(Records excerpted from a collection)
━━━━━━━━━━━━━━━━━━━━

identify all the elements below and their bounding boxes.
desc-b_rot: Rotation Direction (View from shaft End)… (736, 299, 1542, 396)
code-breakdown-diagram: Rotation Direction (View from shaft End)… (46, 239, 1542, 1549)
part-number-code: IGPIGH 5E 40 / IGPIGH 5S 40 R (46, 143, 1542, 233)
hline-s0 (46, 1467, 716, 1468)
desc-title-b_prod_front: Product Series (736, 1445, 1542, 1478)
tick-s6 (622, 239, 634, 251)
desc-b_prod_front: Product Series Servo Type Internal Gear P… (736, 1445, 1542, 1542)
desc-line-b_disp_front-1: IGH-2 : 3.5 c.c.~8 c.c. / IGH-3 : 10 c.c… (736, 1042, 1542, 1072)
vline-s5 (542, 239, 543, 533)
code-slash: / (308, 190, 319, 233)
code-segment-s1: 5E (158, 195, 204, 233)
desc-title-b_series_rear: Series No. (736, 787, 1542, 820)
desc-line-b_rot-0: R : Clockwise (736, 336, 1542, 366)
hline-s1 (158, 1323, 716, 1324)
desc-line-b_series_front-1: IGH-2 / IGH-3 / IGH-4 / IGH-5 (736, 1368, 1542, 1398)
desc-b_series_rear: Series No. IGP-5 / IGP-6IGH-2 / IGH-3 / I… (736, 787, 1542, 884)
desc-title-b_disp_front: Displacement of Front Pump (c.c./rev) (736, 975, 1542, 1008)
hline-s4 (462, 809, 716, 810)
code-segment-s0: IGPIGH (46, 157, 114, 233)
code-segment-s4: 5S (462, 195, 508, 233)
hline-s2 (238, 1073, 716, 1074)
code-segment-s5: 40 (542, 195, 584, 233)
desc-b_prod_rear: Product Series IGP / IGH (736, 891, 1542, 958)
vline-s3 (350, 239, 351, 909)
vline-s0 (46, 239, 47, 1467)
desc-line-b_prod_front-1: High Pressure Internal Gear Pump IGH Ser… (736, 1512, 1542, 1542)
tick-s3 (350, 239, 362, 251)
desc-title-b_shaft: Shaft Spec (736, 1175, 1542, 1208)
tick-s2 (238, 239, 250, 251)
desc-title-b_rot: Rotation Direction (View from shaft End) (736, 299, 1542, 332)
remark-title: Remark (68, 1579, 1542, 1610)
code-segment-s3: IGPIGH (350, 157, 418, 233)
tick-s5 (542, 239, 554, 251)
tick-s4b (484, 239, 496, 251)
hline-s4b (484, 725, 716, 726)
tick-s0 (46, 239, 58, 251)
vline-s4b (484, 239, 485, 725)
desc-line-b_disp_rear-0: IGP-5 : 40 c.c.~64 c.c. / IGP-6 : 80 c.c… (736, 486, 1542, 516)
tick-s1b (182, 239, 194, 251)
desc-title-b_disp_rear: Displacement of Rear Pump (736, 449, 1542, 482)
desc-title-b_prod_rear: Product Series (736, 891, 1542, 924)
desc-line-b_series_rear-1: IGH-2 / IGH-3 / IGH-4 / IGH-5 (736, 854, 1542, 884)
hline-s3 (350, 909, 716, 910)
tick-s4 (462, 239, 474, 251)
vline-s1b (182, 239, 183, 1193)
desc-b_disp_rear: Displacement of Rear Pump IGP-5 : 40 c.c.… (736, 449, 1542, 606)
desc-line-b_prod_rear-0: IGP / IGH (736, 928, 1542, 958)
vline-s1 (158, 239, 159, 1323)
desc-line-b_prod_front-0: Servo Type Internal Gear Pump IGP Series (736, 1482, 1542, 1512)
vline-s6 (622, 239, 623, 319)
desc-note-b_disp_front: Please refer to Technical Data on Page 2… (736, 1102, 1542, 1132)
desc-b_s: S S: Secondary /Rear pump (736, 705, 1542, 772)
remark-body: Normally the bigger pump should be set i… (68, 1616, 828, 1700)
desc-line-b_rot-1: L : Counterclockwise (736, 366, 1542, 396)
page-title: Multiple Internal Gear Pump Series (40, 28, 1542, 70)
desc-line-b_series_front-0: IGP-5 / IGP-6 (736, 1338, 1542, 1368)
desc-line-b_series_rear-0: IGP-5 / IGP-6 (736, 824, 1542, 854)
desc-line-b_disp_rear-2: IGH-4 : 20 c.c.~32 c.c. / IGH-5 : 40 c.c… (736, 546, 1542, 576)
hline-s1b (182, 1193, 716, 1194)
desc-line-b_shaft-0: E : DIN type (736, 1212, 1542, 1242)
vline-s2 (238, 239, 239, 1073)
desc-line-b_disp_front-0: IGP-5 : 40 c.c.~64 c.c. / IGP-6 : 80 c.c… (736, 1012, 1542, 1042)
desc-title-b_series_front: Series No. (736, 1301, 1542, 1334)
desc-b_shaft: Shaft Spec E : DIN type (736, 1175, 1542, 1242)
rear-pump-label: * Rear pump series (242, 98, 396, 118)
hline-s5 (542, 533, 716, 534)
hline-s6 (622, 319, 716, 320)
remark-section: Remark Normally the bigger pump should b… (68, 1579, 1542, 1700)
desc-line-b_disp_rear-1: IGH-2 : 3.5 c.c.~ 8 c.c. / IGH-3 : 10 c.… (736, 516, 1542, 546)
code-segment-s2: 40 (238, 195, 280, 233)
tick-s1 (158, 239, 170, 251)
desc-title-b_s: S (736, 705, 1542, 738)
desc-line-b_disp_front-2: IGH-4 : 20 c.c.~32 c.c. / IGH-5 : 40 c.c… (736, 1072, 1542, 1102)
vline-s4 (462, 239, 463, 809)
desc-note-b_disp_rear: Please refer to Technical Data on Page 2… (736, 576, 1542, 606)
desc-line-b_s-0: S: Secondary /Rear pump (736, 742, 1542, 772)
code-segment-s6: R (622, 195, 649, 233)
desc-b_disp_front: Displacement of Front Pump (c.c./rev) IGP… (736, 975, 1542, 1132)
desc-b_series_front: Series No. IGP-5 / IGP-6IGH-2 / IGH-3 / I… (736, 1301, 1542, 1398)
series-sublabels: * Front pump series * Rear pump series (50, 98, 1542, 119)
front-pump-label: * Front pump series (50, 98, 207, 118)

━━━━━━━━━━━━━━━━━━━━

Write out the items word for word, starting with the first line and going on through the line that contains "tick-s6 (622, 239, 634, 251)", including that line.

Response below:
identify all the elements below and their bounding boxes.
desc-b_rot: Rotation Direction (View from shaft End)… (736, 299, 1542, 396)
code-breakdown-diagram: Rotation Direction (View from shaft End)… (46, 239, 1542, 1549)
part-number-code: IGPIGH 5E 40 / IGPIGH 5S 40 R (46, 143, 1542, 233)
hline-s0 (46, 1467, 716, 1468)
desc-title-b_prod_front: Product Series (736, 1445, 1542, 1478)
tick-s6 (622, 239, 634, 251)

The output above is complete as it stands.